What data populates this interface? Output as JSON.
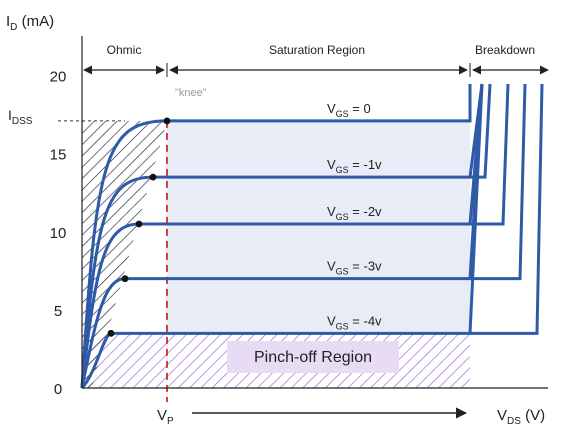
{
  "chart_data": {
    "type": "line",
    "title": "",
    "ylabel": {
      "main": "I",
      "sub": "D",
      "tail": " (mA)"
    },
    "xlabel": {
      "main": "V",
      "sub": "DS",
      "tail": " (V)"
    },
    "yticks": [
      "0",
      "5",
      "10",
      "15",
      "20"
    ],
    "ylim": [
      0,
      21
    ],
    "idss_label": {
      "main": "I",
      "sub": "DSS"
    },
    "vp_label": {
      "main": "V",
      "sub": "P"
    },
    "regions": {
      "ohmic": "Ohmic",
      "saturation": "Saturation Region",
      "breakdown": "Breakdown",
      "pinch_off": "Pinch-off Region",
      "knee": "\"knee\""
    },
    "series": [
      {
        "label_main": "V",
        "label_sub": "GS",
        "label_tail": " = 0",
        "current_ma": 17.1
      },
      {
        "label_main": "V",
        "label_sub": "GS",
        "label_tail": " = -1v",
        "current_ma": 13.5
      },
      {
        "label_main": "V",
        "label_sub": "GS",
        "label_tail": " = -2v",
        "current_ma": 10.5
      },
      {
        "label_main": "V",
        "label_sub": "GS",
        "label_tail": " = -3v",
        "current_ma": 7.0
      },
      {
        "label_main": "V",
        "label_sub": "GS",
        "label_tail": " = -4v",
        "current_ma": 3.5
      }
    ],
    "colors": {
      "curve": "#2e5aa8",
      "saturation_fill": "#e7ecf6",
      "pinchoff_hatch": "#9b6fd6",
      "pinchoff_box": "#e8dcf5",
      "ohmic_hatch": "#2a3346",
      "vp_line": "#d42a2a",
      "knee_dot": "#111111"
    }
  }
}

☆ ☆ ☆ ☆

AIM OF THE TASK: Repeat all the data as it stands, dropping any images it holds.

FULL ANSWER:
What data populates this interface? Output as JSON.
{
  "chart_data": {
    "type": "line",
    "title": "",
    "ylabel": {
      "main": "I",
      "sub": "D",
      "tail": " (mA)"
    },
    "xlabel": {
      "main": "V",
      "sub": "DS",
      "tail": " (V)"
    },
    "yticks": [
      "0",
      "5",
      "10",
      "15",
      "20"
    ],
    "ylim": [
      0,
      21
    ],
    "idss_label": {
      "main": "I",
      "sub": "DSS"
    },
    "vp_label": {
      "main": "V",
      "sub": "P"
    },
    "regions": {
      "ohmic": "Ohmic",
      "saturation": "Saturation Region",
      "breakdown": "Breakdown",
      "pinch_off": "Pinch-off Region",
      "knee": "\"knee\""
    },
    "series": [
      {
        "label_main": "V",
        "label_sub": "GS",
        "label_tail": " = 0",
        "current_ma": 17.1
      },
      {
        "label_main": "V",
        "label_sub": "GS",
        "label_tail": " = -1v",
        "current_ma": 13.5
      },
      {
        "label_main": "V",
        "label_sub": "GS",
        "label_tail": " = -2v",
        "current_ma": 10.5
      },
      {
        "label_main": "V",
        "label_sub": "GS",
        "label_tail": " = -3v",
        "current_ma": 7.0
      },
      {
        "label_main": "V",
        "label_sub": "GS",
        "label_tail": " = -4v",
        "current_ma": 3.5
      }
    ],
    "colors": {
      "curve": "#2e5aa8",
      "saturation_fill": "#e7ecf6",
      "pinchoff_hatch": "#9b6fd6",
      "pinchoff_box": "#e8dcf5",
      "ohmic_hatch": "#2a3346",
      "vp_line": "#d42a2a",
      "knee_dot": "#111111"
    }
  }
}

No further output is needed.